Aim: Once the pictures are set aside, transcribe the remaining data exactly.
##### Records to use
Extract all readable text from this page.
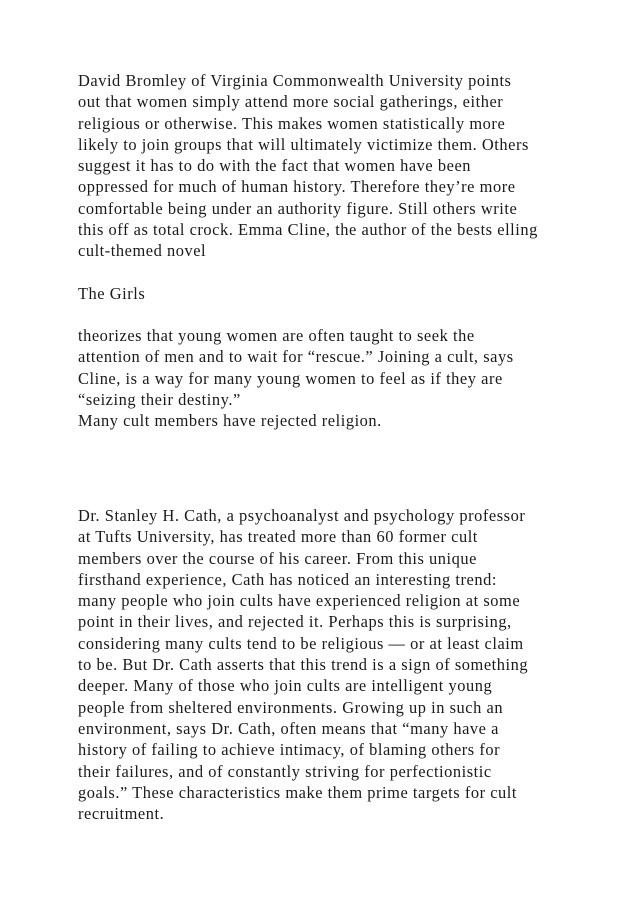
David Bromley of Virginia Commonwealth University points
out that women simply attend more social gatherings, either
religious or otherwise. This makes women statistically more
likely to join groups that will ultimately victimize them. Others
suggest it has to do with the fact that women have been
oppressed for much of human history. Therefore they’re more
comfortable being under an authority figure. Still others write
this off as total crock. Emma Cline, the author of the bests elling
cult-themed novel
The Girls
theorizes that young women are often taught to seek the
attention of men and to wait for “rescue.” Joining a cult, says
Cline, is a way for many young women to feel as if they are
“seizing their destiny.”
Many cult members have rejected religion.
Dr. Stanley H. Cath, a psychoanalyst and psychology professor
at Tufts University, has treated more than 60 former cult
members over the course of his career. From this unique
firsthand experience, Cath has noticed an interesting trend:
many people who join cults have experienced religion at some
point in their lives, and rejected it. Perhaps this is surprising,
considering many cults tend to be religious — or at least claim
to be. But Dr. Cath asserts that this trend is a sign of something
deeper. Many of those who join cults are intelligent young
people from sheltered environments. Growing up in such an
environment, says Dr. Cath, often means that “many have a
history of failing to achieve intimacy, of blaming others for
their failures, and of constantly striving for perfectionistic
goals.” These characteristics make them prime targets for cult
recruitment.
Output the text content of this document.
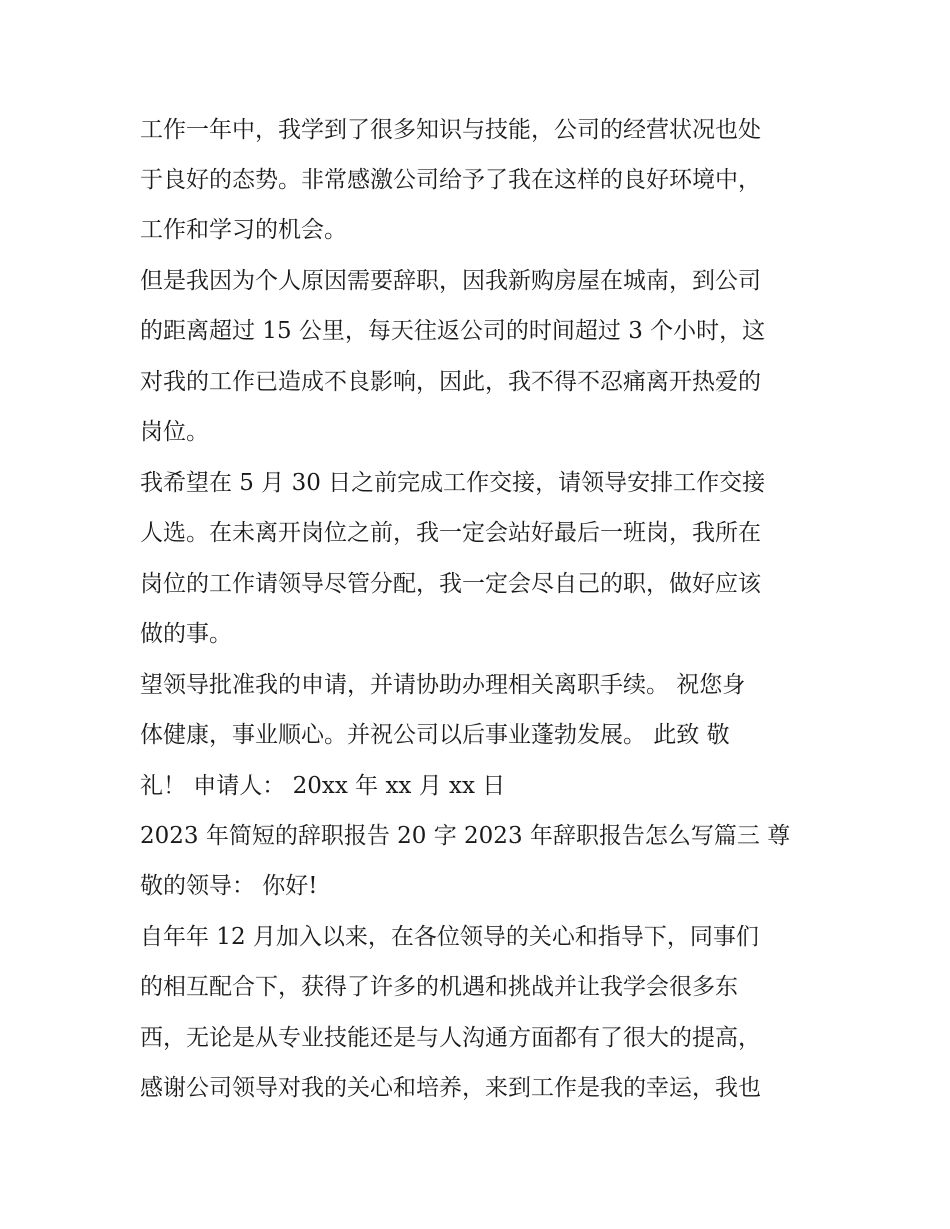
工作一年中，我学到了很多知识与技能，公司的经营状况也处
于良好的态势。非常感激公司给予了我在这样的良好环境中，
工作和学习的机会。
但是我因为个人原因需要辞职，因我新购房屋在城南，到公司
的距离超过 15 公里，每天往返公司的时间超过 3 个小时，这
对我的工作已造成不良影响，因此，我不得不忍痛离开热爱的
岗位。
我希望在 5 月 30 日之前完成工作交接，请领导安排工作交接
人选。在未离开岗位之前，我一定会站好最后一班岗，我所在
岗位的工作请领导尽管分配，我一定会尽自己的职，做好应该
做的事。
望领导批准我的申请，并请协助办理相关离职手续。 祝您身
体健康，事业顺心。并祝公司以后事业蓬勃发展。 此致 敬
礼！ 申请人： 20xx 年 xx 月 xx 日
2023 年简短的辞职报告 20 字 2023 年辞职报告怎么写篇三 尊
敬的领导： 你好!
自年年 12 月加入以来，在各位领导的关心和指导下，同事们
的相互配合下，获得了许多的机遇和挑战并让我学会很多东
西，无论是从专业技能还是与人沟通方面都有了很大的提高，
感谢公司领导对我的关心和培养，来到工作是我的幸运，我也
##########
Complete response:
Extract all readable text from this page.
David Bromley of Virginia Commonwealth University points
out that women simply attend more social gatherings, either
religious or otherwise. This makes women statistically more
likely to join groups that will ultimately victimize them. Others
suggest it has to do with the fact that women have been
oppressed for much of human history. Therefore they’re more
comfortable being under an authority figure. Still others write
this off as total crock. Emma Cline, the author of the bests elling
cult-themed novel
The Girls
theorizes that young women are often taught to seek the
attention of men and to wait for “rescue.” Joining a cult, says
Cline, is a way for many young women to feel as if they are
“seizing their destiny.”
Many cult members have rejected religion.
Dr. Stanley H. Cath, a psychoanalyst and psychology professor
at Tufts University, has treated more than 60 former cult
members over the course of his career. From this unique
firsthand experience, Cath has noticed an interesting trend:
many people who join cults have experienced religion at some
point in their lives, and rejected it. Perhaps this is surprising,
considering many cults tend to be religious — or at least claim
to be. But Dr. Cath asserts that this trend is a sign of something
deeper. Many of those who join cults are intelligent young
people from sheltered environments. Growing up in such an
environment, says Dr. Cath, often means that “many have a
history of failing to achieve intimacy, of blaming others for
their failures, and of constantly striving for perfectionistic
goals.” These characteristics make them prime targets for cult
recruitment.
Output the text content of this document.
工作一年中，我学到了很多知识与技能，公司的经营状况也处
于良好的态势。非常感激公司给予了我在这样的良好环境中，
工作和学习的机会。
但是我因为个人原因需要辞职，因我新购房屋在城南，到公司
的距离超过 15 公里，每天往返公司的时间超过 3 个小时，这
对我的工作已造成不良影响，因此，我不得不忍痛离开热爱的
岗位。
我希望在 5 月 30 日之前完成工作交接，请领导安排工作交接
人选。在未离开岗位之前，我一定会站好最后一班岗，我所在
岗位的工作请领导尽管分配，我一定会尽自己的职，做好应该
做的事。
望领导批准我的申请，并请协助办理相关离职手续。 祝您身
体健康，事业顺心。并祝公司以后事业蓬勃发展。 此致 敬
礼！ 申请人： 20xx 年 xx 月 xx 日
2023 年简短的辞职报告 20 字 2023 年辞职报告怎么写篇三 尊
敬的领导： 你好!
自年年 12 月加入以来，在各位领导的关心和指导下，同事们
的相互配合下，获得了许多的机遇和挑战并让我学会很多东
西，无论是从专业技能还是与人沟通方面都有了很大的提高，
感谢公司领导对我的关心和培养，来到工作是我的幸运，我也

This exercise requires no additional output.